STATED PROBLEM - Pictures do not belong in the copy, so please give every entry below again exactly.

DATASET EXTRACT -
────────────────
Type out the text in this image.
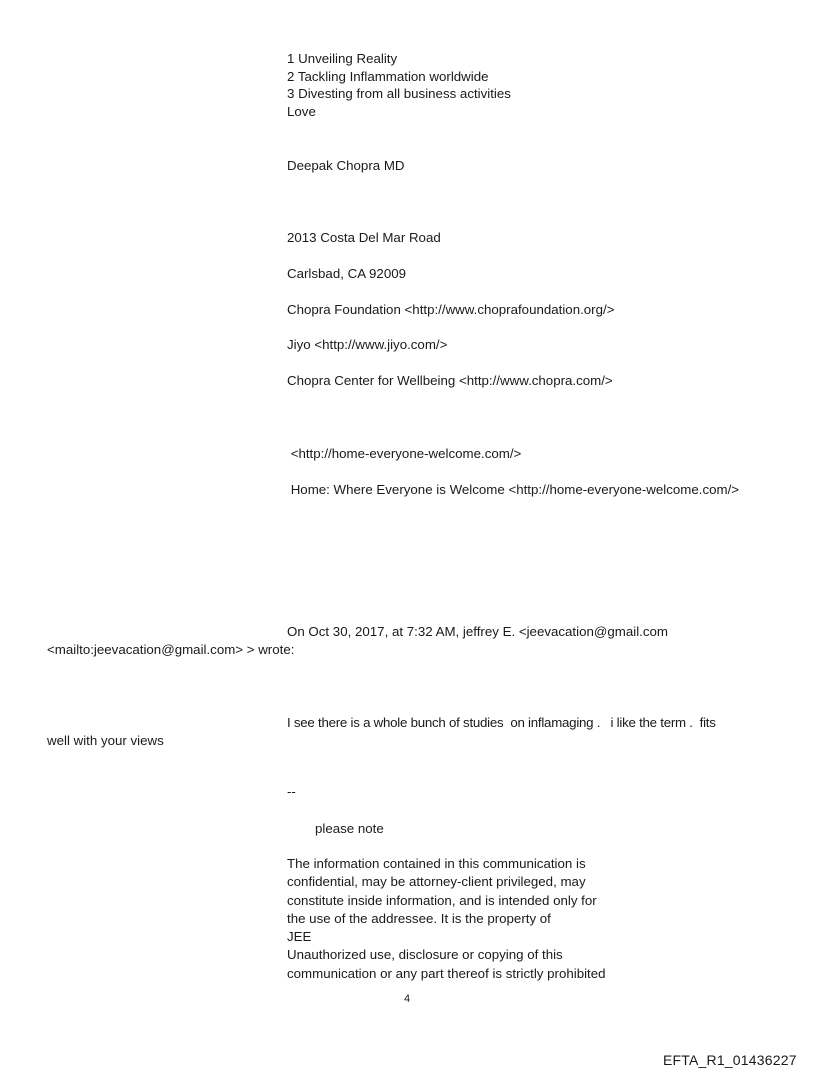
1 Unveiling Reality
2 Tackling Inflammation worldwide
3 Divesting from all business activities
Love
Deepak Chopra MD
2013 Costa Del Mar Road
Carlsbad, CA 92009
Chopra Foundation <http://www.choprafoundation.org/>
Jiyo <http://www.jiyo.com/>
Chopra Center for Wellbeing <http://www.chopra.com/>
<http://home-everyone-welcome.com/>
Home: Where Everyone is Welcome <http://home-everyone-welcome.com/>
On Oct 30, 2017, at 7:32 AM, jeffrey E. <jeevacation@gmail.com
<mailto:jeevacation@gmail.com> > wrote:
I see there is a whole bunch of studies  on inflamaging .   i like the term .  fits
well with your views
--
please note
The information contained in this communication is
confidential, may be attorney-client privileged, may
constitute inside information, and is intended only for
the use of the addressee. It is the property of
JEE
Unauthorized use, disclosure or copying of this
communication or any part thereof is strictly prohibited
4
EFTA_R1_01436227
────────────────
ANSWER FOR THE TASK -
Type out the text in this image.
1 Unveiling Reality
2 Tackling Inflammation worldwide
3 Divesting from all business activities
Love
Deepak Chopra MD
2013 Costa Del Mar Road
Carlsbad, CA 92009
Chopra Foundation <http://www.choprafoundation.org/>
Jiyo <http://www.jiyo.com/>
Chopra Center for Wellbeing <http://www.chopra.com/>
<http://home-everyone-welcome.com/>
Home: Where Everyone is Welcome <http://home-everyone-welcome.com/>
On Oct 30, 2017, at 7:32 AM, jeffrey E. <jeevacation@gmail.com
<mailto:jeevacation@gmail.com> > wrote:
I see there is a whole bunch of studies  on inflamaging .   i like the term .  fits
well with your views
--
please note
The information contained in this communication is
confidential, may be attorney-client privileged, may
constitute inside information, and is intended only for
the use of the addressee. It is the property of
JEE
Unauthorized use, disclosure or copying of this
communication or any part thereof is strictly prohibited
4
EFTA_R1_01436227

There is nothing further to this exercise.